BEGIN Dataset rows

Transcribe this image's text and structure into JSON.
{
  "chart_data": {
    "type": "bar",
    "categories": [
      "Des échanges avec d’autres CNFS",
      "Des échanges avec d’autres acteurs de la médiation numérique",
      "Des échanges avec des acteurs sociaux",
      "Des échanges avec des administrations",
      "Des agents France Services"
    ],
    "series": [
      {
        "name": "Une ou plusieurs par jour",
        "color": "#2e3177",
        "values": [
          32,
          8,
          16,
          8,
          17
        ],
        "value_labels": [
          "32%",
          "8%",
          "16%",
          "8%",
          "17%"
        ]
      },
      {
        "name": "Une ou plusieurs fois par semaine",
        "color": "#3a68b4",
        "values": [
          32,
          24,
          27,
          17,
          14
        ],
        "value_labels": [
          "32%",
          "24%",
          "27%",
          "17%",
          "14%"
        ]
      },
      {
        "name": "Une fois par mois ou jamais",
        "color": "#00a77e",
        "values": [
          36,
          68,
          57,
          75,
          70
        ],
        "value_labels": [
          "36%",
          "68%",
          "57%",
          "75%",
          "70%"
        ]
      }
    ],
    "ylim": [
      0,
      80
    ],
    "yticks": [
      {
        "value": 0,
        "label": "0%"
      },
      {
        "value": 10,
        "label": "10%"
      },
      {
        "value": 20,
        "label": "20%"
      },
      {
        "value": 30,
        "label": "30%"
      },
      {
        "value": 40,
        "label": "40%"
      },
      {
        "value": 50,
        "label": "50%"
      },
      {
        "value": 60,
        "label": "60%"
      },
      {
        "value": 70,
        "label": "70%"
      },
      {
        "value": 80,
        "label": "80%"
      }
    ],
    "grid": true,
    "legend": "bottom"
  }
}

END Dataset rows

Exercise task:
Please quote the data above in full, with no line missing.

Solved problem:
Transcribe this image's text and structure into JSON.
{
  "chart_data": {
    "type": "bar",
    "categories": [
      "Des échanges avec d’autres CNFS",
      "Des échanges avec d’autres acteurs de la médiation numérique",
      "Des échanges avec des acteurs sociaux",
      "Des échanges avec des administrations",
      "Des agents France Services"
    ],
    "series": [
      {
        "name": "Une ou plusieurs par jour",
        "color": "#2e3177",
        "values": [
          32,
          8,
          16,
          8,
          17
        ],
        "value_labels": [
          "32%",
          "8%",
          "16%",
          "8%",
          "17%"
        ]
      },
      {
        "name": "Une ou plusieurs fois par semaine",
        "color": "#3a68b4",
        "values": [
          32,
          24,
          27,
          17,
          14
        ],
        "value_labels": [
          "32%",
          "24%",
          "27%",
          "17%",
          "14%"
        ]
      },
      {
        "name": "Une fois par mois ou jamais",
        "color": "#00a77e",
        "values": [
          36,
          68,
          57,
          75,
          70
        ],
        "value_labels": [
          "36%",
          "68%",
          "57%",
          "75%",
          "70%"
        ]
      }
    ],
    "ylim": [
      0,
      80
    ],
    "yticks": [
      {
        "value": 0,
        "label": "0%"
      },
      {
        "value": 10,
        "label": "10%"
      },
      {
        "value": 20,
        "label": "20%"
      },
      {
        "value": 30,
        "label": "30%"
      },
      {
        "value": 40,
        "label": "40%"
      },
      {
        "value": 50,
        "label": "50%"
      },
      {
        "value": 60,
        "label": "60%"
      },
      {
        "value": 70,
        "label": "70%"
      },
      {
        "value": 80,
        "label": "80%"
      }
    ],
    "grid": true,
    "legend": "bottom"
  }
}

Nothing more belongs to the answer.